Do this: Reproduce the items below with every "star-outline-icon" switched to "star-empty-icon", leaving everything else unchanged and omitting the pictures.

[start of Supplied data]

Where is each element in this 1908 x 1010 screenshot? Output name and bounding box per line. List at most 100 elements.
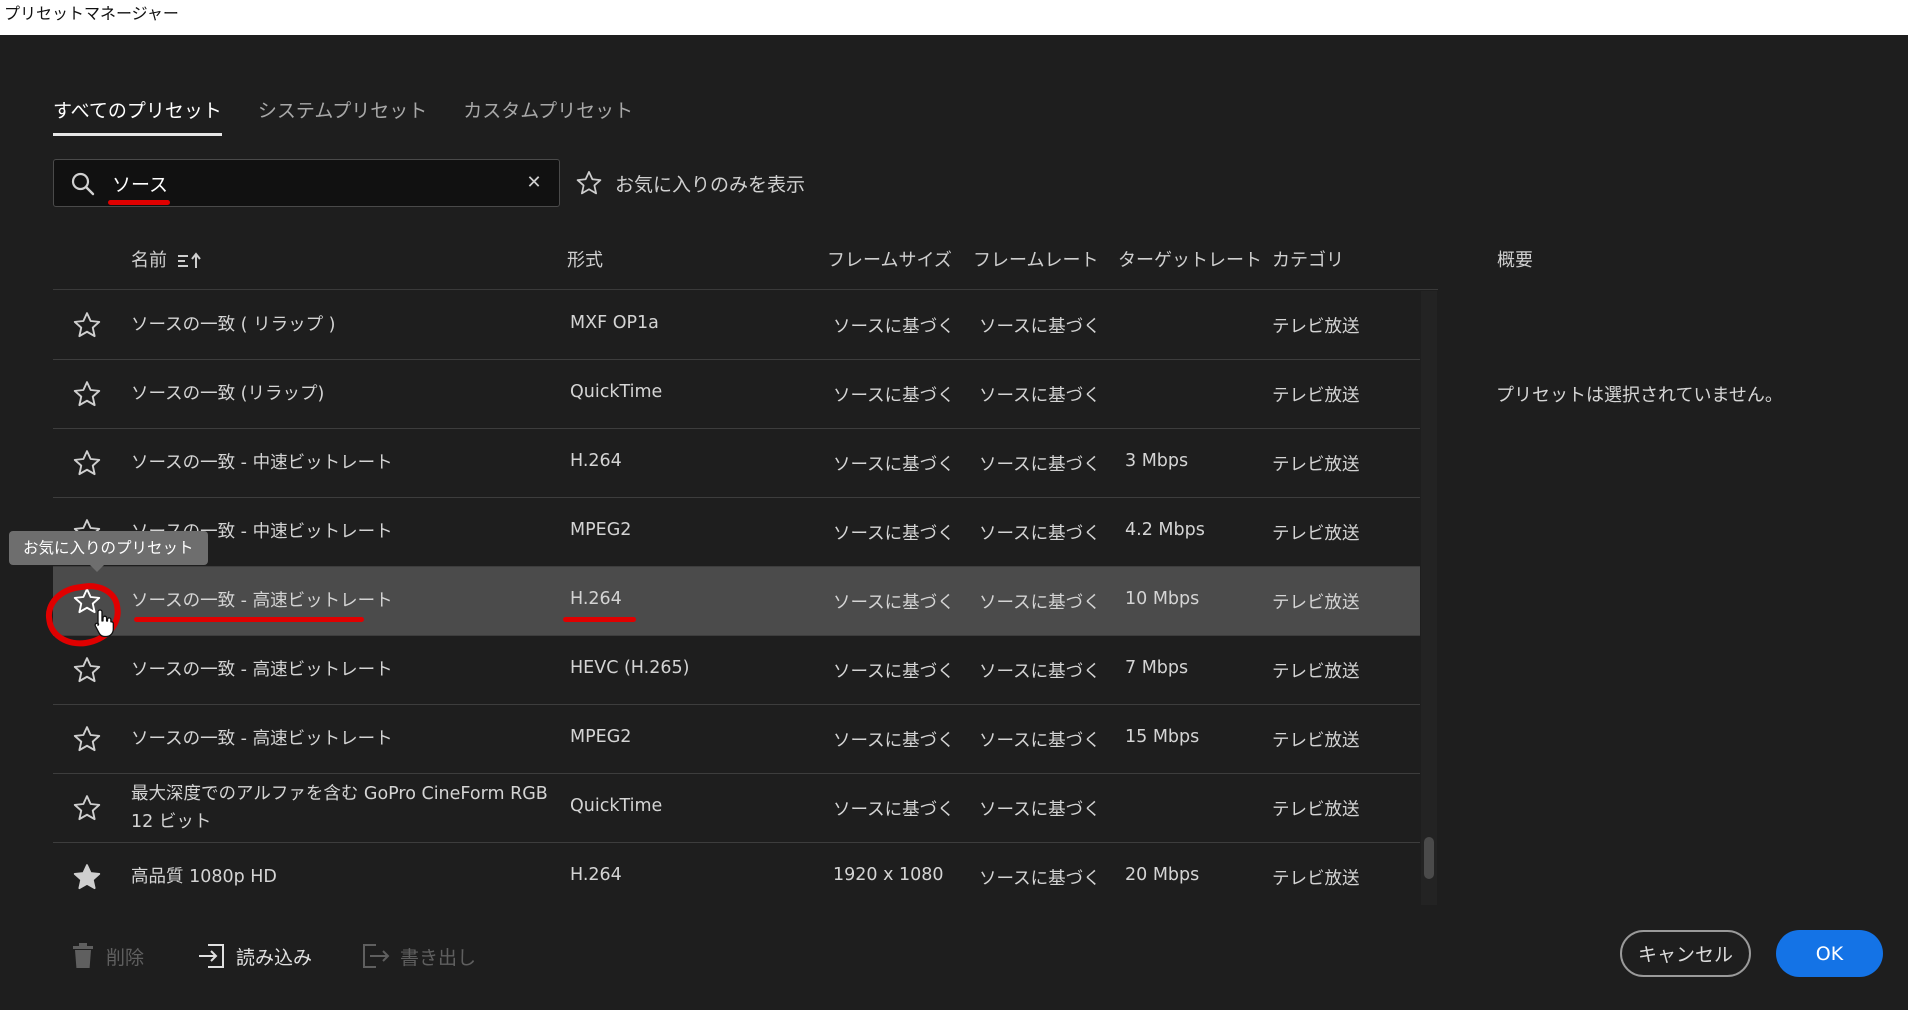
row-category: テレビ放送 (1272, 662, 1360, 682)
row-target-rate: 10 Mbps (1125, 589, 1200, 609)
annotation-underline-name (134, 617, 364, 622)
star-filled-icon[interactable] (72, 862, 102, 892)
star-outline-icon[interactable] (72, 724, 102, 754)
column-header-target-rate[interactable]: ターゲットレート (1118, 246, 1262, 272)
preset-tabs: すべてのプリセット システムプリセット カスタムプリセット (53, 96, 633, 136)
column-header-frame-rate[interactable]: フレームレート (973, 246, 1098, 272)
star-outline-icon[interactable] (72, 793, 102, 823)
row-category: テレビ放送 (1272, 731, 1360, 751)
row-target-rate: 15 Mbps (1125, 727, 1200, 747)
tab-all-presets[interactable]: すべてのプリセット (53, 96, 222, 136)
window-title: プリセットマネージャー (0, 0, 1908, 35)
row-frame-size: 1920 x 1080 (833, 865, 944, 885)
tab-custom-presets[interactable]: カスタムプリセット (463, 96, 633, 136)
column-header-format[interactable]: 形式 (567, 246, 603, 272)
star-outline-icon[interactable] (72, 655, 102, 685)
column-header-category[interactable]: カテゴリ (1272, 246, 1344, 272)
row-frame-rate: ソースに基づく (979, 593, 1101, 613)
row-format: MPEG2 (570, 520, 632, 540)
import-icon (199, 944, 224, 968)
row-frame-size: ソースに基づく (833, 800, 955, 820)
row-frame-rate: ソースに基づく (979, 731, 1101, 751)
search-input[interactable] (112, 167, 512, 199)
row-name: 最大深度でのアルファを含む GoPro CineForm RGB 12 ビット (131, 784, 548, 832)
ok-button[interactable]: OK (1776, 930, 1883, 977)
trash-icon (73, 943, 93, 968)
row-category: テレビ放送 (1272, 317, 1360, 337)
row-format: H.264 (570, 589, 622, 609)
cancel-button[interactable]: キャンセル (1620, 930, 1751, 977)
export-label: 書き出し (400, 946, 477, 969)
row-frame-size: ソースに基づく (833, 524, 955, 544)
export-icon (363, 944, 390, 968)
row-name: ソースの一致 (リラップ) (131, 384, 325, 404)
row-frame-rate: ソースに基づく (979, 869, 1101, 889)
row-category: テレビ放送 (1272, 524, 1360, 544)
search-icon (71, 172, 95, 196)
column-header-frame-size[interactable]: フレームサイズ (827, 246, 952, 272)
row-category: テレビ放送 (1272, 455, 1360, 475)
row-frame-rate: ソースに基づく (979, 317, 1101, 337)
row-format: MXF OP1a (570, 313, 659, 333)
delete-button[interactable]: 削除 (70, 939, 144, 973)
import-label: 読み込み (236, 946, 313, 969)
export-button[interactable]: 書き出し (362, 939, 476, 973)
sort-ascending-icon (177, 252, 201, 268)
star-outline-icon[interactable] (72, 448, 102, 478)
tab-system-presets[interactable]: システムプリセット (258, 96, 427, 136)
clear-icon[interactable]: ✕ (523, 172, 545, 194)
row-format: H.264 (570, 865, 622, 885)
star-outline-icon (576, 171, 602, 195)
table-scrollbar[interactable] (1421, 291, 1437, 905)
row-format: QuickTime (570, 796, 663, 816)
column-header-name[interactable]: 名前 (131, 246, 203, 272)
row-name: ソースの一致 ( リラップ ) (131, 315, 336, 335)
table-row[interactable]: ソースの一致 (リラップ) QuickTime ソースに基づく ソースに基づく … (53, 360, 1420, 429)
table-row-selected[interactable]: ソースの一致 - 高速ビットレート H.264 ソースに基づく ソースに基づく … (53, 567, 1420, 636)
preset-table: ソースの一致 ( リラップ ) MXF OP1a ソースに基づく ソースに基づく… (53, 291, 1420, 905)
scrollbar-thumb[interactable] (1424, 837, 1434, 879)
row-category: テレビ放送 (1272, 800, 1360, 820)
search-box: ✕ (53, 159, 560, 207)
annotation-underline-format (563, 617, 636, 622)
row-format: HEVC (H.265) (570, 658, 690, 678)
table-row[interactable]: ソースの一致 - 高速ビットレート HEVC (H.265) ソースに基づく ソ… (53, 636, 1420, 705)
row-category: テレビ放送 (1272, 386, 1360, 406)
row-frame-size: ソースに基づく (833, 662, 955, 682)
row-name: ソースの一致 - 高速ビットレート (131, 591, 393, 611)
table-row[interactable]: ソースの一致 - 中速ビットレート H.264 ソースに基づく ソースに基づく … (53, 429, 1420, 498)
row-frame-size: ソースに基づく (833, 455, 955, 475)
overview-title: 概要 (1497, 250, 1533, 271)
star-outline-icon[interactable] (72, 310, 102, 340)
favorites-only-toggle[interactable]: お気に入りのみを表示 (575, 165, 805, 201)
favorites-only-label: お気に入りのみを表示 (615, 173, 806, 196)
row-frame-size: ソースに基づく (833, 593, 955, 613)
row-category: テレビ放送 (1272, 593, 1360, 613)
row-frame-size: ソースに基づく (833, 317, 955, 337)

[end of Supplied data]

The solution:
Where is each element in this 1908 x 1010 screenshot? Output name and bounding box per line. List at most 100 elements.
row-category: テレビ放送 (1272, 662, 1360, 682)
row-target-rate: 10 Mbps (1125, 589, 1200, 609)
annotation-underline-name (134, 617, 364, 622)
star-filled-icon[interactable] (72, 862, 102, 892)
star-empty-icon[interactable] (72, 724, 102, 754)
column-header-target-rate[interactable]: ターゲットレート (1118, 246, 1262, 272)
preset-tabs: すべてのプリセット システムプリセット カスタムプリセット (53, 96, 633, 136)
column-header-frame-rate[interactable]: フレームレート (973, 246, 1098, 272)
star-empty-icon[interactable] (72, 793, 102, 823)
row-category: テレビ放送 (1272, 731, 1360, 751)
row-target-rate: 15 Mbps (1125, 727, 1200, 747)
tab-all-presets[interactable]: すべてのプリセット (53, 96, 222, 136)
window-title: プリセットマネージャー (0, 0, 1908, 35)
row-frame-size: 1920 x 1080 (833, 865, 944, 885)
tab-custom-presets[interactable]: カスタムプリセット (463, 96, 633, 136)
column-header-format[interactable]: 形式 (567, 246, 603, 272)
star-empty-icon[interactable] (72, 655, 102, 685)
column-header-category[interactable]: カテゴリ (1272, 246, 1344, 272)
row-frame-rate: ソースに基づく (979, 593, 1101, 613)
row-format: MPEG2 (570, 520, 632, 540)
import-icon (199, 944, 224, 968)
row-frame-size: ソースに基づく (833, 800, 955, 820)
row-frame-rate: ソースに基づく (979, 731, 1101, 751)
search-input[interactable] (112, 167, 512, 199)
row-name: 最大深度でのアルファを含む GoPro CineForm RGB 12 ビット (131, 784, 548, 832)
ok-button[interactable]: OK (1776, 930, 1883, 977)
trash-icon (73, 943, 93, 968)
row-category: テレビ放送 (1272, 317, 1360, 337)
row-format: H.264 (570, 589, 622, 609)
cancel-button[interactable]: キャンセル (1620, 930, 1751, 977)
export-label: 書き出し (400, 946, 477, 969)
row-frame-size: ソースに基づく (833, 524, 955, 544)
export-icon (363, 944, 390, 968)
row-name: ソースの一致 (リラップ) (131, 384, 325, 404)
row-frame-rate: ソースに基づく (979, 869, 1101, 889)
row-category: テレビ放送 (1272, 524, 1360, 544)
search-icon (71, 172, 95, 196)
column-header-frame-size[interactable]: フレームサイズ (827, 246, 952, 272)
row-category: テレビ放送 (1272, 455, 1360, 475)
row-frame-rate: ソースに基づく (979, 317, 1101, 337)
row-format: MXF OP1a (570, 313, 659, 333)
delete-button[interactable]: 削除 (70, 939, 144, 973)
import-label: 読み込み (236, 946, 313, 969)
export-button[interactable]: 書き出し (362, 939, 476, 973)
sort-ascending-icon (177, 252, 201, 268)
star-empty-icon[interactable] (72, 448, 102, 478)
tab-system-presets[interactable]: システムプリセット (258, 96, 427, 136)
clear-icon[interactable]: ✕ (523, 172, 545, 194)
row-format: H.264 (570, 865, 622, 885)
star-empty-icon (576, 171, 602, 195)
table-scrollbar[interactable] (1421, 291, 1437, 905)
row-format: QuickTime (570, 796, 663, 816)
column-header-name[interactable]: 名前 (131, 246, 203, 272)
row-name: ソースの一致 ( リラップ ) (131, 315, 336, 335)
table-row[interactable]: ソースの一致 (リラップ) QuickTime ソースに基づく ソースに基づく … (53, 360, 1420, 429)
table-row-selected[interactable]: ソースの一致 - 高速ビットレート H.264 ソースに基づく ソースに基づく … (53, 567, 1420, 636)
preset-table: ソースの一致 ( リラップ ) MXF OP1a ソースに基づく ソースに基づく… (53, 291, 1420, 905)
scrollbar-thumb[interactable] (1424, 837, 1434, 879)
row-category: テレビ放送 (1272, 800, 1360, 820)
search-box: ✕ (53, 159, 560, 207)
annotation-underline-format (563, 617, 636, 622)
row-format: HEVC (H.265) (570, 658, 690, 678)
table-row[interactable]: ソースの一致 - 高速ビットレート HEVC (H.265) ソースに基づく ソ… (53, 636, 1420, 705)
row-category: テレビ放送 (1272, 386, 1360, 406)
row-frame-size: ソースに基づく (833, 662, 955, 682)
row-name: ソースの一致 - 高速ビットレート (131, 591, 393, 611)
table-row[interactable]: ソースの一致 - 中速ビットレート H.264 ソースに基づく ソースに基づく … (53, 429, 1420, 498)
row-frame-size: ソースに基づく (833, 455, 955, 475)
overview-title: 概要 (1497, 250, 1533, 271)
star-empty-icon[interactable] (72, 310, 102, 340)
favorites-only-toggle[interactable]: お気に入りのみを表示 (575, 165, 805, 201)
favorites-only-label: お気に入りのみを表示 (615, 173, 806, 196)
row-frame-size: ソースに基づく (833, 593, 955, 613)
row-category: テレビ放送 (1272, 593, 1360, 613)
row-frame-size: ソースに基づく (833, 317, 955, 337)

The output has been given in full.